= Request =
Pick out every line holding the string "Казахстан" and copy it.

= Dataset extract =
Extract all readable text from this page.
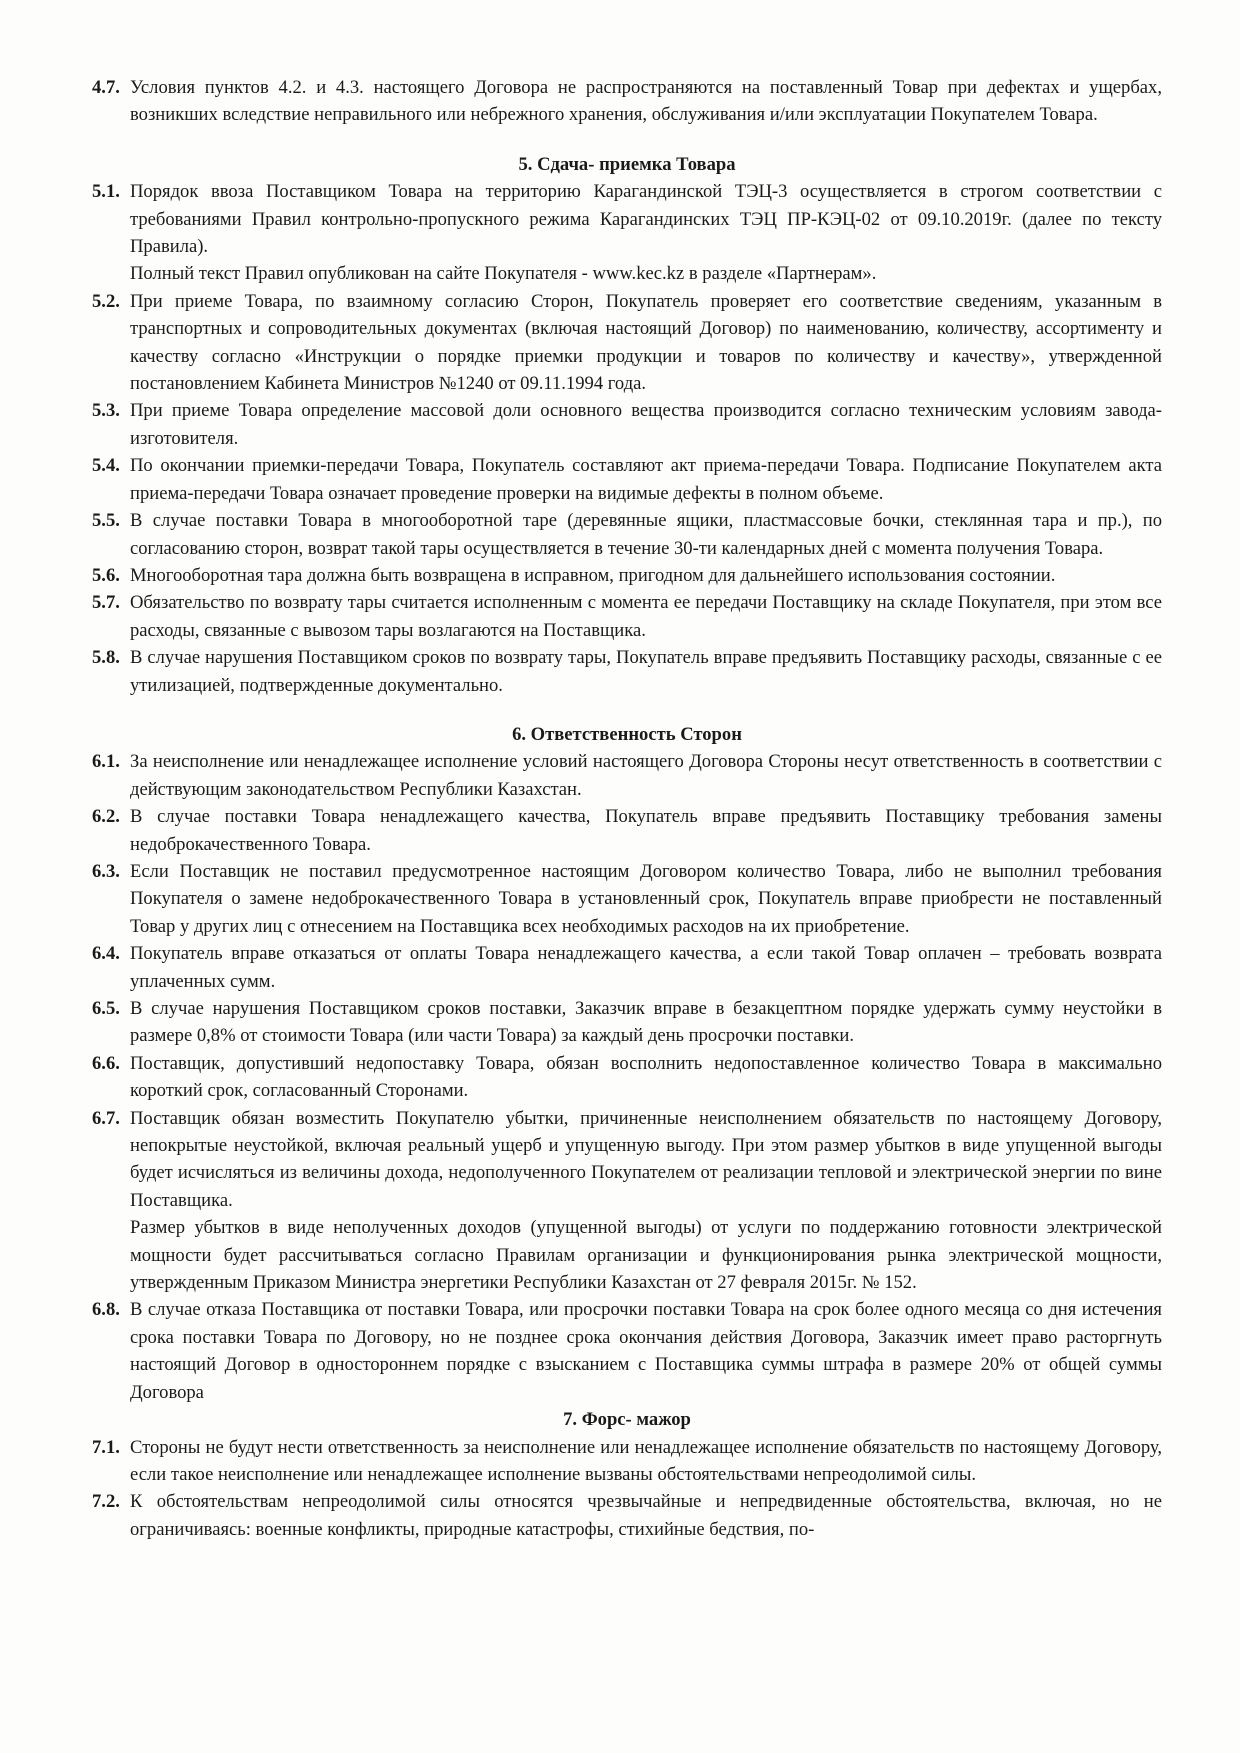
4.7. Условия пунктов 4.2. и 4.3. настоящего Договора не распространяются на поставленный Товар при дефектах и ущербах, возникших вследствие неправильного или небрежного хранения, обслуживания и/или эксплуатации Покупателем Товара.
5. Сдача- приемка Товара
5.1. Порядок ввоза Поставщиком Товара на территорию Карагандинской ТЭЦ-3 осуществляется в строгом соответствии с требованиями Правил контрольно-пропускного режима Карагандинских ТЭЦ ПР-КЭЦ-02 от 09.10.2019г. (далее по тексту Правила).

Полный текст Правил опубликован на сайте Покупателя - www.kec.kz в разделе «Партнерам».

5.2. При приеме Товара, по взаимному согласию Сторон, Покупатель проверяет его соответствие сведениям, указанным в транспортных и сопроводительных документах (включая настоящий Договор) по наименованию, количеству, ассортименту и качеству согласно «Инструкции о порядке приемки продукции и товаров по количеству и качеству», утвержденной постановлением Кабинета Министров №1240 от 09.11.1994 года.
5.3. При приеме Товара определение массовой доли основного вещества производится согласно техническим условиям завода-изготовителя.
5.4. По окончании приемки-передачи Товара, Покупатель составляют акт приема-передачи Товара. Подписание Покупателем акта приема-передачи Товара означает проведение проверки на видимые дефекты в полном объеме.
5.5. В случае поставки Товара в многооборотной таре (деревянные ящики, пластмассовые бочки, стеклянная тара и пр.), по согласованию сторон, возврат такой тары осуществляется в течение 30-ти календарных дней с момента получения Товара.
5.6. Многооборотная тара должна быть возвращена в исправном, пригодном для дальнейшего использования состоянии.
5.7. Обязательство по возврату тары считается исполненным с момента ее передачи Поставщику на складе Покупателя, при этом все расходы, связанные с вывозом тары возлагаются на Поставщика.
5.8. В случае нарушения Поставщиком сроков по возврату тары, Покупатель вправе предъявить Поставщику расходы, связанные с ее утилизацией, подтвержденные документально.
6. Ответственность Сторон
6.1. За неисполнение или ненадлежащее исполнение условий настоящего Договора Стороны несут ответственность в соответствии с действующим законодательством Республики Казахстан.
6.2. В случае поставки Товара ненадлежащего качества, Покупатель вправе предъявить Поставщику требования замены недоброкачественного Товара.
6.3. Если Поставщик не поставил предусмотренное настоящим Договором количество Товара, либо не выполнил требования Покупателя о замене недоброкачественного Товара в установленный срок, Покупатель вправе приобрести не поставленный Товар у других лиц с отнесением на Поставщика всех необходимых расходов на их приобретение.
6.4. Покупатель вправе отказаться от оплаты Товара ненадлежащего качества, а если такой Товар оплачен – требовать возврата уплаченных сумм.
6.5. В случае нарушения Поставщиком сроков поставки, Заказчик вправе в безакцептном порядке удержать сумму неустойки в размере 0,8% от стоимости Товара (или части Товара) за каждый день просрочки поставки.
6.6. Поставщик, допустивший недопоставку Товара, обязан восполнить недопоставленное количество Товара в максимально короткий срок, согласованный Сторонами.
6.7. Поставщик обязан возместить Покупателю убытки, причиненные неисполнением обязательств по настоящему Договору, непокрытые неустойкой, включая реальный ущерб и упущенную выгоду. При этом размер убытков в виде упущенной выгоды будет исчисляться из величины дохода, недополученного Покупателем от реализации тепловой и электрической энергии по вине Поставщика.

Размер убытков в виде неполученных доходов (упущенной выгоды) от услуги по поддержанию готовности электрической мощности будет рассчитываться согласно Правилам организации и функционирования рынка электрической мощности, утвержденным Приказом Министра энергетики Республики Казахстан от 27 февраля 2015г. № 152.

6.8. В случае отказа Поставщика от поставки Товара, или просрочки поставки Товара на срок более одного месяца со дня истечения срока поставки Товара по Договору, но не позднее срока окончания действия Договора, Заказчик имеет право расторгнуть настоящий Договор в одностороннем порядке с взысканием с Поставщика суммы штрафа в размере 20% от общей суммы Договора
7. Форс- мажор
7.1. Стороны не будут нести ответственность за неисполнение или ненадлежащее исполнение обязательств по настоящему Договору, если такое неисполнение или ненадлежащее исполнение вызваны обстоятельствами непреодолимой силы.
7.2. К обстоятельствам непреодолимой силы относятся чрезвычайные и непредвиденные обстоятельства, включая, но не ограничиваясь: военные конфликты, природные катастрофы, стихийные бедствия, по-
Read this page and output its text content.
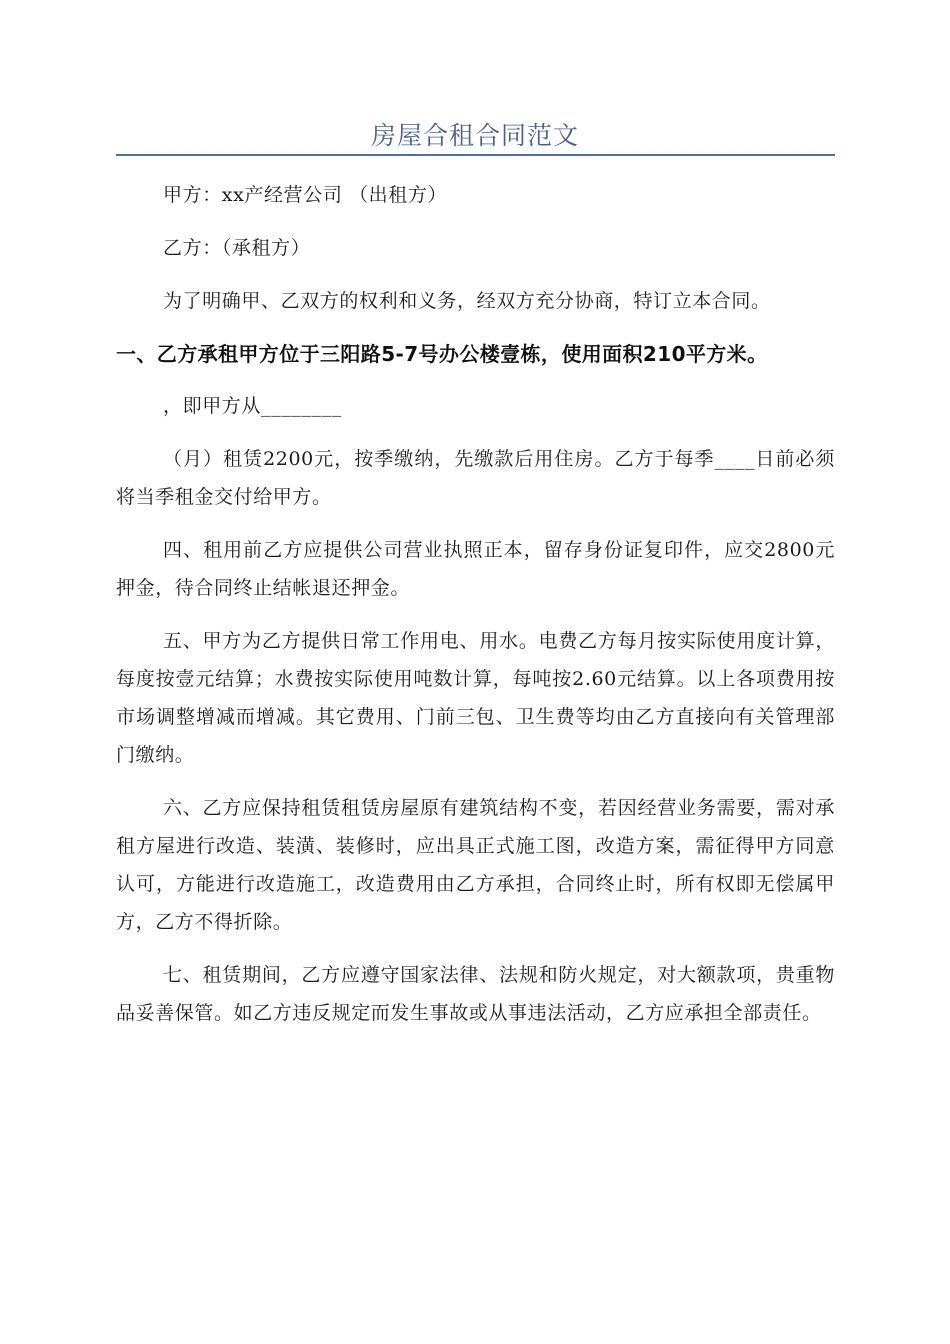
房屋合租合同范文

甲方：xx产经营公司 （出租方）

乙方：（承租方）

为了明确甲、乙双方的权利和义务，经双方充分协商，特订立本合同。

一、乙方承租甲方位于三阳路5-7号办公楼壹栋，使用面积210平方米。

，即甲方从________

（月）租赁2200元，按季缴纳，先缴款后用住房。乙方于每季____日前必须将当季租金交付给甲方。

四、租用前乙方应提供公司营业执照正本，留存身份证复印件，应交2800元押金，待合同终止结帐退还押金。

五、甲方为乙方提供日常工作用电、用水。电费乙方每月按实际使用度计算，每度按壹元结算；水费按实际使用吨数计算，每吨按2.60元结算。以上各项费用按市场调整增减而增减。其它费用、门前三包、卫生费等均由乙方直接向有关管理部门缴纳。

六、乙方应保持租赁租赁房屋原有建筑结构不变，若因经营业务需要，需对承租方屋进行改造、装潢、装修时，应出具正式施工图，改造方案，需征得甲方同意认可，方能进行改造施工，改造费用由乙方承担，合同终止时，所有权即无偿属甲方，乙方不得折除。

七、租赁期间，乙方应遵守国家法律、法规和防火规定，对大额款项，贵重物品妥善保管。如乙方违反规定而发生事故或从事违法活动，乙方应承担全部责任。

= Solution for this problem =
6.1. За неисполнение или ненадлежащее исполнение условий настоящего Договора Стороны несут ответственность в соответствии с действующим законодательством Республики Казахстан.
Размер убытков в виде неполученных доходов (упущенной выгоды) от услуги по поддержанию готовности электрической мощности будет рассчитываться согласно Правилам организации и функционирования рынка электрической мощности, утвержденным Приказом Министра энергетики Республики Казахстан от 27 февраля 2015г. № 152.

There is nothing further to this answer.